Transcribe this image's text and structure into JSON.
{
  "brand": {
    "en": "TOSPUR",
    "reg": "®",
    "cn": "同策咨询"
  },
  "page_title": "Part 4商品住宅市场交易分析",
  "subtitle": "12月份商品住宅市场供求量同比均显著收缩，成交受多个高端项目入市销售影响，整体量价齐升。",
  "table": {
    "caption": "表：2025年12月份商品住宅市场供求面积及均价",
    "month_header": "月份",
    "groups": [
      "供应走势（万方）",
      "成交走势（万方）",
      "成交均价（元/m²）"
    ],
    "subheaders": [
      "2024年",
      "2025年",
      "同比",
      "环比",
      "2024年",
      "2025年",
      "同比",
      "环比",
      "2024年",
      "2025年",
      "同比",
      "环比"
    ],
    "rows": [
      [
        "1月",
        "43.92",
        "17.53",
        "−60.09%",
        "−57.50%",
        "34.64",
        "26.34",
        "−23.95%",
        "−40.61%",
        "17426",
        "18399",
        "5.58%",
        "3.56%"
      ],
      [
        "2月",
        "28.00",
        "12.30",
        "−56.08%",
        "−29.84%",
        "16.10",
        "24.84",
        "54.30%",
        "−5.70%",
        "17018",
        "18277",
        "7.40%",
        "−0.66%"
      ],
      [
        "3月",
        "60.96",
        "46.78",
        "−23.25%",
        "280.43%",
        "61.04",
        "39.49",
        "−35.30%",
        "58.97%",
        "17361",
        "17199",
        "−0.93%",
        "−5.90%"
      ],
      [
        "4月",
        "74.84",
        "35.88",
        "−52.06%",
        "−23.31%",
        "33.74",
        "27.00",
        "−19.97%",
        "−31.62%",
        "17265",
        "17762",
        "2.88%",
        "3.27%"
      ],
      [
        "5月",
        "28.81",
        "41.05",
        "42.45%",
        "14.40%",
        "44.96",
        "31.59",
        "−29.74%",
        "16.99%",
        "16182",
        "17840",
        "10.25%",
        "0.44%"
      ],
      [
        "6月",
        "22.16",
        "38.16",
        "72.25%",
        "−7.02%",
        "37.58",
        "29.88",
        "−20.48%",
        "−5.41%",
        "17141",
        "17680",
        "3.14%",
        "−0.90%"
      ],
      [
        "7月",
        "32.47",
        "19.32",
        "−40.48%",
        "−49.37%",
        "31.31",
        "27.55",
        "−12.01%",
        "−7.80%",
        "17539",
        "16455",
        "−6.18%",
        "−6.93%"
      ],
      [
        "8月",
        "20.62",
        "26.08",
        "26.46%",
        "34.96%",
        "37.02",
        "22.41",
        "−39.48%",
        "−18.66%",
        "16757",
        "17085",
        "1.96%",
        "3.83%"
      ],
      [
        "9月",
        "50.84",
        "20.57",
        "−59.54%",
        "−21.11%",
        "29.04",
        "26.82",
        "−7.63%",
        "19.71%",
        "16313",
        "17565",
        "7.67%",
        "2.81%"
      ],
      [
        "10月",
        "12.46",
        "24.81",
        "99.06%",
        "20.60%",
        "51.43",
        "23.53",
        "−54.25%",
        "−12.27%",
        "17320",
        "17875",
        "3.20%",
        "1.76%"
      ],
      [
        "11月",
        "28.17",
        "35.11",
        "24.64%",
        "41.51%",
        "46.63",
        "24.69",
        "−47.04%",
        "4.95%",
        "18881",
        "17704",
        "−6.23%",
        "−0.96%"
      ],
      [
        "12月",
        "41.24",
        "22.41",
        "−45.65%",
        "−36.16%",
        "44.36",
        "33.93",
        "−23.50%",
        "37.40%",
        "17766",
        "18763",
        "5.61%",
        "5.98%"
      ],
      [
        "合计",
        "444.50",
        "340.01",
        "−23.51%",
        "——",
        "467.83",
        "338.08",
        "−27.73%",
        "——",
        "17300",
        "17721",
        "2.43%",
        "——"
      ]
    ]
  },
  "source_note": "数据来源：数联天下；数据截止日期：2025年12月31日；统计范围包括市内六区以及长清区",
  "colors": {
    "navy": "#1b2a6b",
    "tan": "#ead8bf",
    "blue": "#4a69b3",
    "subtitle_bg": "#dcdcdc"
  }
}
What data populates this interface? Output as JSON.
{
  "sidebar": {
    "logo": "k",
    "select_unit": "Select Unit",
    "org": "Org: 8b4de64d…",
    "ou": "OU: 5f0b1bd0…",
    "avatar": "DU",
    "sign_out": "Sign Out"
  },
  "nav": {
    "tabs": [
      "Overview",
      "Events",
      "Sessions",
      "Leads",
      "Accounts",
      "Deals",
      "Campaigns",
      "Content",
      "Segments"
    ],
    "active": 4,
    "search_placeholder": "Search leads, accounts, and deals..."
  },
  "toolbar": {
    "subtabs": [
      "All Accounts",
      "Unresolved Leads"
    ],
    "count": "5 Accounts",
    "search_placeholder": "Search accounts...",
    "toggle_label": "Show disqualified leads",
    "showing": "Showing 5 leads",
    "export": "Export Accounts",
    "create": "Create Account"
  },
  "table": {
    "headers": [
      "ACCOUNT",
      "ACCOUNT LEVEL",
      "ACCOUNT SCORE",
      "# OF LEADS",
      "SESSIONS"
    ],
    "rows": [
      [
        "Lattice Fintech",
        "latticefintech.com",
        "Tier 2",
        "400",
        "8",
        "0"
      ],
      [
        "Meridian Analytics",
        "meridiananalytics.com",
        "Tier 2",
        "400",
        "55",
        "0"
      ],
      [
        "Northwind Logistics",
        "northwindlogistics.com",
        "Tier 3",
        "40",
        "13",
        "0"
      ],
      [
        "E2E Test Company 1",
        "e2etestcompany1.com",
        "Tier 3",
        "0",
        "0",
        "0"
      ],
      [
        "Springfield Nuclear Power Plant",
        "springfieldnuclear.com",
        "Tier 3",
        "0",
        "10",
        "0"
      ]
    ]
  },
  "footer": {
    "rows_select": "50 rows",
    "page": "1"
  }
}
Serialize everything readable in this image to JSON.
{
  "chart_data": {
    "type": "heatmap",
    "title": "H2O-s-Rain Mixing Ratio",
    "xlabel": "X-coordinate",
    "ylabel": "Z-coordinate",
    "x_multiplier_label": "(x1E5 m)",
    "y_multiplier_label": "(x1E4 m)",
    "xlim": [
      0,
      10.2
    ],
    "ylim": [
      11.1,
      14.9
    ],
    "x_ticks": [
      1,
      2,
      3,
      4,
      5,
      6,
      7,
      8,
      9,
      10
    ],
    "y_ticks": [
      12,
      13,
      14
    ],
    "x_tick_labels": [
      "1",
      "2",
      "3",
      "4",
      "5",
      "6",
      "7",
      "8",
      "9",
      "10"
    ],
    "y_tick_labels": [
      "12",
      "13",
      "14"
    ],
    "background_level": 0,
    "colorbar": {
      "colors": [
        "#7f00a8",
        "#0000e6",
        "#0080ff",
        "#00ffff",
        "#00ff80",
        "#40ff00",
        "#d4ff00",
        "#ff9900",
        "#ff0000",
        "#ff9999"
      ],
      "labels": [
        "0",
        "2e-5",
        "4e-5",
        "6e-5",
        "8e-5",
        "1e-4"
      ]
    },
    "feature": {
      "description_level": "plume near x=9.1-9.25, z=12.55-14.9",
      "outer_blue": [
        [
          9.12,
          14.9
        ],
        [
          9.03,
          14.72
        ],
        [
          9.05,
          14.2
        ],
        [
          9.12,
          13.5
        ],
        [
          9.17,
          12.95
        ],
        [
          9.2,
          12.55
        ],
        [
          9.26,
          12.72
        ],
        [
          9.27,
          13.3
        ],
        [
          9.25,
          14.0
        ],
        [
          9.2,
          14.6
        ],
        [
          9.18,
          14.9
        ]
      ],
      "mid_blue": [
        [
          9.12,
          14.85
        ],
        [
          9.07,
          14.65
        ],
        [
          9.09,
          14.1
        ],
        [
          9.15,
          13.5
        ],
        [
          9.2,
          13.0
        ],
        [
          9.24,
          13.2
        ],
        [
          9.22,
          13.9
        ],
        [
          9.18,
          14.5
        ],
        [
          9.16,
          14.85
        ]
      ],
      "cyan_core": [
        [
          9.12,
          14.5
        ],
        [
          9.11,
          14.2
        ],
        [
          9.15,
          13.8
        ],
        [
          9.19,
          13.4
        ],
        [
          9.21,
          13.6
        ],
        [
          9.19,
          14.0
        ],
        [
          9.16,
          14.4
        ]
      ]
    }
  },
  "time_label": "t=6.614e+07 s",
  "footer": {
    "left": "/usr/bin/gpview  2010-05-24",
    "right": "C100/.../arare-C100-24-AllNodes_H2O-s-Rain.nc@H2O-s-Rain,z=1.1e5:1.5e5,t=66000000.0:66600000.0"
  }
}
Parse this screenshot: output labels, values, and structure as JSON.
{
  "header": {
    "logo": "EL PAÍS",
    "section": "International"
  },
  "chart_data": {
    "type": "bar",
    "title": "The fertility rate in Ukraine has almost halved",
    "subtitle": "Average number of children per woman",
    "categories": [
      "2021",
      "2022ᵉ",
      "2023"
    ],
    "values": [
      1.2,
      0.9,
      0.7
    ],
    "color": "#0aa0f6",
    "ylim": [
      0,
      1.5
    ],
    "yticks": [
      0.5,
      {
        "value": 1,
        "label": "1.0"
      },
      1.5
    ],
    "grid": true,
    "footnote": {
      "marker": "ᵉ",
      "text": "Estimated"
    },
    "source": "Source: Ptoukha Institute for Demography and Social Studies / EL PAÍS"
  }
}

★ ★ ★ ★

### WHAT NEEDS TO BE DONE
Pick out every line with the string "text" and copy it.

### WRITTEN ANSWER
Transcribe this image's text and structure into JSON.
      "text": "Estimated"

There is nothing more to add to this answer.